TASK STATEMENT:
Transcribe all the entries word for word, skipping the pictures.

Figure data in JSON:
□ □ □ □ □ □ □
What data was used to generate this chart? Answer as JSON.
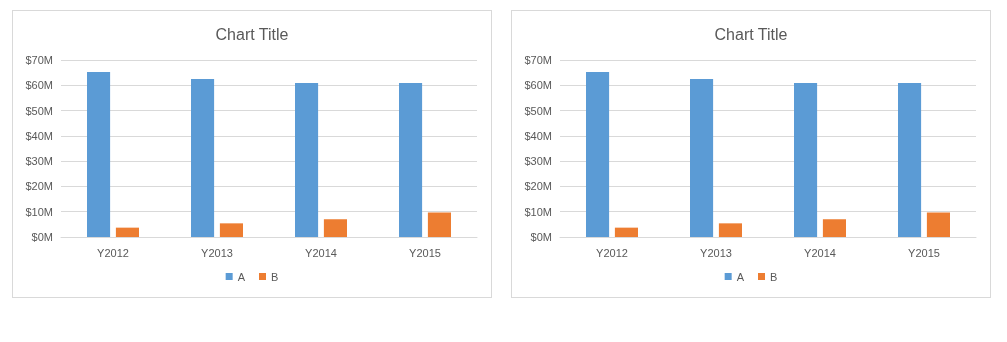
{
  "chart_data": [
    {
      "type": "bar",
      "title": "Chart Title",
      "categories": [
        "Y2012",
        "Y2013",
        "Y2014",
        "Y2015"
      ],
      "series": [
        {
          "name": "A",
          "color": "#5b9bd5",
          "values": [
            65.3,
            62.5,
            60.9,
            60.9
          ]
        },
        {
          "name": "B",
          "color": "#ed7d31",
          "values": [
            3.7,
            5.4,
            7.0,
            9.7
          ]
        }
      ],
      "ylim": [
        0,
        70
      ],
      "yticks": [
        {
          "value": 0,
          "label": "$0M"
        },
        {
          "value": 10,
          "label": "$10M"
        },
        {
          "value": 20,
          "label": "$20M"
        },
        {
          "value": 30,
          "label": "$30M"
        },
        {
          "value": 40,
          "label": "$40M"
        },
        {
          "value": 50,
          "label": "$50M"
        },
        {
          "value": 60,
          "label": "$60M"
        },
        {
          "value": 70,
          "label": "$70M"
        }
      ],
      "grid": "y",
      "legend": "bottom"
    },
    {
      "type": "bar",
      "title": "Chart Title",
      "categories": [
        "Y2012",
        "Y2013",
        "Y2014",
        "Y2015"
      ],
      "series": [
        {
          "name": "A",
          "color": "#5b9bd5",
          "values": [
            65.3,
            62.5,
            60.9,
            60.9
          ]
        },
        {
          "name": "B",
          "color": "#ed7d31",
          "values": [
            3.7,
            5.4,
            7.0,
            9.7
          ]
        }
      ],
      "ylim": [
        0,
        70
      ],
      "yticks": [
        {
          "value": 0,
          "label": "$0M"
        },
        {
          "value": 10,
          "label": "$10M"
        },
        {
          "value": 20,
          "label": "$20M"
        },
        {
          "value": 30,
          "label": "$30M"
        },
        {
          "value": 40,
          "label": "$40M"
        },
        {
          "value": 50,
          "label": "$50M"
        },
        {
          "value": 60,
          "label": "$60M"
        },
        {
          "value": 70,
          "label": "$70M"
        }
      ],
      "grid": "y",
      "legend": "bottom"
    }
  ]
}
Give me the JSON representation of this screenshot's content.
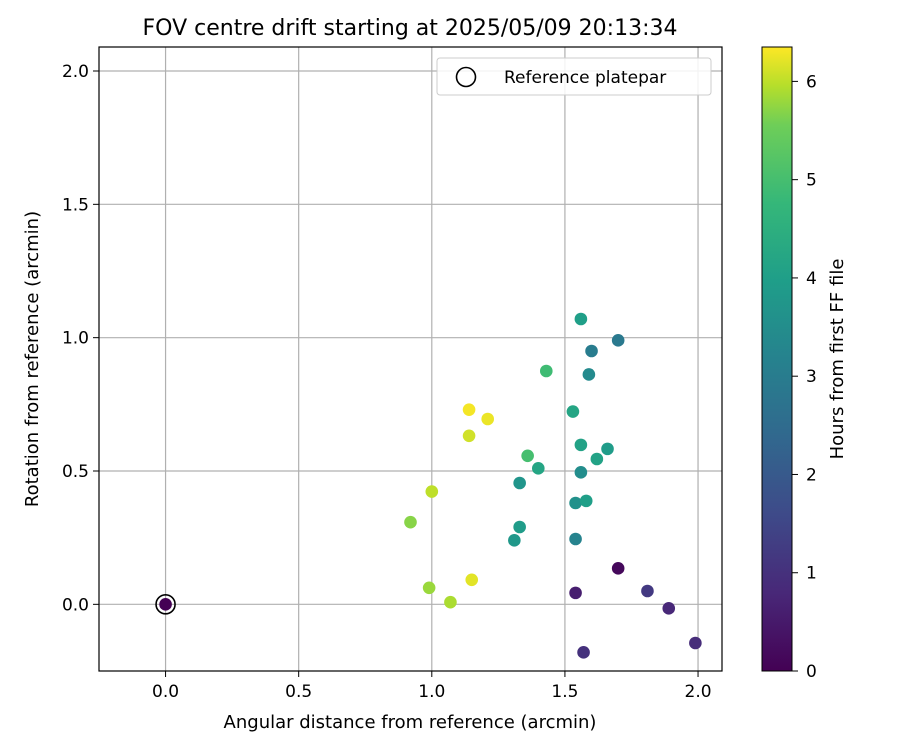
□ □ □ □ □ □ □
REPLY TO THE EXERCISE:
What data was used to generate this chart? Answer as JSON.
{
  "chart_data": [
    {
      "type": "bar",
      "title": "Chart Title",
      "categories": [
        "Y2012",
        "Y2013",
        "Y2014",
        "Y2015"
      ],
      "series": [
        {
          "name": "A",
          "color": "#5b9bd5",
          "values": [
            65.3,
            62.5,
            60.9,
            60.9
          ]
        },
        {
          "name": "B",
          "color": "#ed7d31",
          "values": [
            3.7,
            5.4,
            7.0,
            9.7
          ]
        }
      ],
      "ylim": [
        0,
        70
      ],
      "yticks": [
        {
          "value": 0,
          "label": "$0M"
        },
        {
          "value": 10,
          "label": "$10M"
        },
        {
          "value": 20,
          "label": "$20M"
        },
        {
          "value": 30,
          "label": "$30M"
        },
        {
          "value": 40,
          "label": "$40M"
        },
        {
          "value": 50,
          "label": "$50M"
        },
        {
          "value": 60,
          "label": "$60M"
        },
        {
          "value": 70,
          "label": "$70M"
        }
      ],
      "grid": "y",
      "legend": "bottom"
    },
    {
      "type": "bar",
      "title": "Chart Title",
      "categories": [
        "Y2012",
        "Y2013",
        "Y2014",
        "Y2015"
      ],
      "series": [
        {
          "name": "A",
          "color": "#5b9bd5",
          "values": [
            65.3,
            62.5,
            60.9,
            60.9
          ]
        },
        {
          "name": "B",
          "color": "#ed7d31",
          "values": [
            3.7,
            5.4,
            7.0,
            9.7
          ]
        }
      ],
      "ylim": [
        0,
        70
      ],
      "yticks": [
        {
          "value": 0,
          "label": "$0M"
        },
        {
          "value": 10,
          "label": "$10M"
        },
        {
          "value": 20,
          "label": "$20M"
        },
        {
          "value": 30,
          "label": "$30M"
        },
        {
          "value": 40,
          "label": "$40M"
        },
        {
          "value": 50,
          "label": "$50M"
        },
        {
          "value": 60,
          "label": "$60M"
        },
        {
          "value": 70,
          "label": "$70M"
        }
      ],
      "grid": "y",
      "legend": "bottom"
    }
  ]
}
Give me the JSON representation of this screenshot's content.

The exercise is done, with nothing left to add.